◆ AVAILABLE RECORDS:
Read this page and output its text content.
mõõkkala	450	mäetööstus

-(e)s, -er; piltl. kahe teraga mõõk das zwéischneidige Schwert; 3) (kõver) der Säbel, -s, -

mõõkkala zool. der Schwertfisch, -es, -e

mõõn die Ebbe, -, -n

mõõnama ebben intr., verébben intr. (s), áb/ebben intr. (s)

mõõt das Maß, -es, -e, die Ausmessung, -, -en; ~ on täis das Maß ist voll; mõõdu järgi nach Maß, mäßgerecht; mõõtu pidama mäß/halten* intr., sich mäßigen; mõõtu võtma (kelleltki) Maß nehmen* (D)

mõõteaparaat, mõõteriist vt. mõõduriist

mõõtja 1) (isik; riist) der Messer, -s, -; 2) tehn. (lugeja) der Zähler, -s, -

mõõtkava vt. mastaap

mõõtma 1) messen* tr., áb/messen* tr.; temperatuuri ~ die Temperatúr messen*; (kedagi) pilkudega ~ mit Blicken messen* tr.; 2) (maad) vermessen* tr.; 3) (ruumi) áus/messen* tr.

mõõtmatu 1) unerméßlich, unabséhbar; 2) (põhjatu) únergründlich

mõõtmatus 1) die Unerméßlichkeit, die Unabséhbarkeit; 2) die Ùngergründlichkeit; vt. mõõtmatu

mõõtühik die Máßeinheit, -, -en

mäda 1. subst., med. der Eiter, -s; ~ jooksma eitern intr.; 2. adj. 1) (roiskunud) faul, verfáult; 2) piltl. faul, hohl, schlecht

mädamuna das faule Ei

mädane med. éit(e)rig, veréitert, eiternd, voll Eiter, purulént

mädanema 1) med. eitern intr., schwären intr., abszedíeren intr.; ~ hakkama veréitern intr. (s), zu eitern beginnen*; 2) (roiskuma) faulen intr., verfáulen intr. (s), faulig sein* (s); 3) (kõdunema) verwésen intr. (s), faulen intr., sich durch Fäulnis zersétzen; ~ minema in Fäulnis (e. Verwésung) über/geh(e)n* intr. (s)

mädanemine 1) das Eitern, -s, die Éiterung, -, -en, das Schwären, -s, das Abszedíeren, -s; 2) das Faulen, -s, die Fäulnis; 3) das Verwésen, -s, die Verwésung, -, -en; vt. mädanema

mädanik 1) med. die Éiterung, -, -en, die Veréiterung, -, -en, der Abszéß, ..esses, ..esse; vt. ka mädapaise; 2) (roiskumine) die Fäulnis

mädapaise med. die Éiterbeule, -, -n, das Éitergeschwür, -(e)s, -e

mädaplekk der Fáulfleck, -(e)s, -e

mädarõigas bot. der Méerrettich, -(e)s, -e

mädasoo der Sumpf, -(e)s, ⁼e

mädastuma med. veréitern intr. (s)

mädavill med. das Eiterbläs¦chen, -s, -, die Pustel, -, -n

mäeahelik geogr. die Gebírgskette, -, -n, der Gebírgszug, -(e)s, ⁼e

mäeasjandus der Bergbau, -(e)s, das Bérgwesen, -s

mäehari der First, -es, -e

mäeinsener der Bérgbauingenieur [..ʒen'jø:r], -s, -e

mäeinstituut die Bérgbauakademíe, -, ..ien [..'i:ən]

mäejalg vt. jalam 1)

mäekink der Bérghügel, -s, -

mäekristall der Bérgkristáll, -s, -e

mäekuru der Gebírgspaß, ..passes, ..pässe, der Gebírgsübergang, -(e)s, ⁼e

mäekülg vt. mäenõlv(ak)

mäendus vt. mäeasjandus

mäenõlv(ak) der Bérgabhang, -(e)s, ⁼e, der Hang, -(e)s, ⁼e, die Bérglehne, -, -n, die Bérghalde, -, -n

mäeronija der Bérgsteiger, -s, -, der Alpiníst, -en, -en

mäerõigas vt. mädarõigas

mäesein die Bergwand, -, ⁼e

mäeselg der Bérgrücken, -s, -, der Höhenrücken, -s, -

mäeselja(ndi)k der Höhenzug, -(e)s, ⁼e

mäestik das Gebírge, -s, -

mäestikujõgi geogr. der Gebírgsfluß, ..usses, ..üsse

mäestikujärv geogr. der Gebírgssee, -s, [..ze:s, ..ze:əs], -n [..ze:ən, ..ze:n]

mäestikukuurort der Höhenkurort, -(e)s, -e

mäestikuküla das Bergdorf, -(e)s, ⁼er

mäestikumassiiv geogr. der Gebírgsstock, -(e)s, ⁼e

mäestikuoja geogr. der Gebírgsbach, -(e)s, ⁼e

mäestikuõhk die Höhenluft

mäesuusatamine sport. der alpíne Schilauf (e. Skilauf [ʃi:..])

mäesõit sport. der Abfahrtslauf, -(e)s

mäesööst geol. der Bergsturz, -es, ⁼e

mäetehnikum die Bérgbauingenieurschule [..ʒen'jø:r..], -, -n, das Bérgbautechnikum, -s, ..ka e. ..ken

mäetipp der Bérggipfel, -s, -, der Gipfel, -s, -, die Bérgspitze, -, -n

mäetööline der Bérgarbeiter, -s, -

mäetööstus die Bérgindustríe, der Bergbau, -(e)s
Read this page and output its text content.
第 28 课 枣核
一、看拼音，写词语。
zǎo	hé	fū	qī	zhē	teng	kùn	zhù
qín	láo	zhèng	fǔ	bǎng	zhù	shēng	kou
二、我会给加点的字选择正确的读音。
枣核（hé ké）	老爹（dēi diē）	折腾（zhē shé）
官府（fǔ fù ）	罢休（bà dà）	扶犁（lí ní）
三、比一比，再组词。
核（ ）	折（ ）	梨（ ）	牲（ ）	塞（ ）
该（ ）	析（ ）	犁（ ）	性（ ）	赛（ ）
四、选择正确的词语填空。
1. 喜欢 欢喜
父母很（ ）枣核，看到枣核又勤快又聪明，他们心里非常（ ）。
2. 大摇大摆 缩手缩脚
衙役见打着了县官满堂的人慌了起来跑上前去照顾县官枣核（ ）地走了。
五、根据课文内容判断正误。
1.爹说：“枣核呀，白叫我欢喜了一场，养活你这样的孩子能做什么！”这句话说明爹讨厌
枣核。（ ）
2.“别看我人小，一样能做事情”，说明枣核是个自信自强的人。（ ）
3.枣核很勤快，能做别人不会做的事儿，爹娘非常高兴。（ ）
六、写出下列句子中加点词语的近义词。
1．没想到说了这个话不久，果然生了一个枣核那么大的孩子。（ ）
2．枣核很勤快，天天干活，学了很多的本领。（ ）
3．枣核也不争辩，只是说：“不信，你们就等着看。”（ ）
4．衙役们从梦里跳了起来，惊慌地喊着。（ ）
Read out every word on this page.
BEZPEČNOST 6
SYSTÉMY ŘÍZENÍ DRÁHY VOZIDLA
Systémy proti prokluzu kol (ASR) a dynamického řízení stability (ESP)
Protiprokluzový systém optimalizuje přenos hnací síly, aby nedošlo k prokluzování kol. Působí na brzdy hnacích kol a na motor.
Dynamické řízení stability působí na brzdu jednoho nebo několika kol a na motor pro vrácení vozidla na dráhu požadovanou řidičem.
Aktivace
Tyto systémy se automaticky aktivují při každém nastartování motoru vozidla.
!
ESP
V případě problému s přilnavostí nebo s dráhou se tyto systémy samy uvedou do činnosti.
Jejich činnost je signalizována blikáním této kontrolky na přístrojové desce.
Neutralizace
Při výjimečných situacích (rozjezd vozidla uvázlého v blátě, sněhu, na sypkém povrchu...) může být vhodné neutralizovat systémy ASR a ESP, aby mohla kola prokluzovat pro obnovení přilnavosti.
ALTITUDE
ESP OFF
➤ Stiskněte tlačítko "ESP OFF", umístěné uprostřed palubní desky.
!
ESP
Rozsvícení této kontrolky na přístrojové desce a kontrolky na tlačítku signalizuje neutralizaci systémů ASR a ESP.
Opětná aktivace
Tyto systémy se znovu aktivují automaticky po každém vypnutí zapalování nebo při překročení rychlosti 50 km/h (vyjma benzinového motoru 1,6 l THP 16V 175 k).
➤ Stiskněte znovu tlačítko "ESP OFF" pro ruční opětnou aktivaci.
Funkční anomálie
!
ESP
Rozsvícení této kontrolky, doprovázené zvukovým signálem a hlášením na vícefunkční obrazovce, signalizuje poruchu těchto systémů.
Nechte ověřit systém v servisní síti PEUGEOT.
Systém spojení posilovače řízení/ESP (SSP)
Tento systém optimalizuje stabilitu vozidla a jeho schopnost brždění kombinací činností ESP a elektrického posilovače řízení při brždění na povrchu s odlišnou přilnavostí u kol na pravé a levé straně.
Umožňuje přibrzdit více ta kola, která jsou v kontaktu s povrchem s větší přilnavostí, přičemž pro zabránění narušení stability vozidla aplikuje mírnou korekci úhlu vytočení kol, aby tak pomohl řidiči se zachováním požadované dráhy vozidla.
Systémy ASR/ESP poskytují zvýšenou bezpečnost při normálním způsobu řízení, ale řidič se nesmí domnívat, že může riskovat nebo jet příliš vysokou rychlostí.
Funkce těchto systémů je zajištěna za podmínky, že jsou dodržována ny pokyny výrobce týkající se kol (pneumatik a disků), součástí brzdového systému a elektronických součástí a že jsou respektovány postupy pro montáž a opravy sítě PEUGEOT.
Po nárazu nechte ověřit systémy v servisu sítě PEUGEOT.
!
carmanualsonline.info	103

◆ EXERCISE AIM:
For the entries shown above, give the number of lines that include the word "mädapaise", without any other text.

◆ OUTPUT OF THE EXERCISE:
2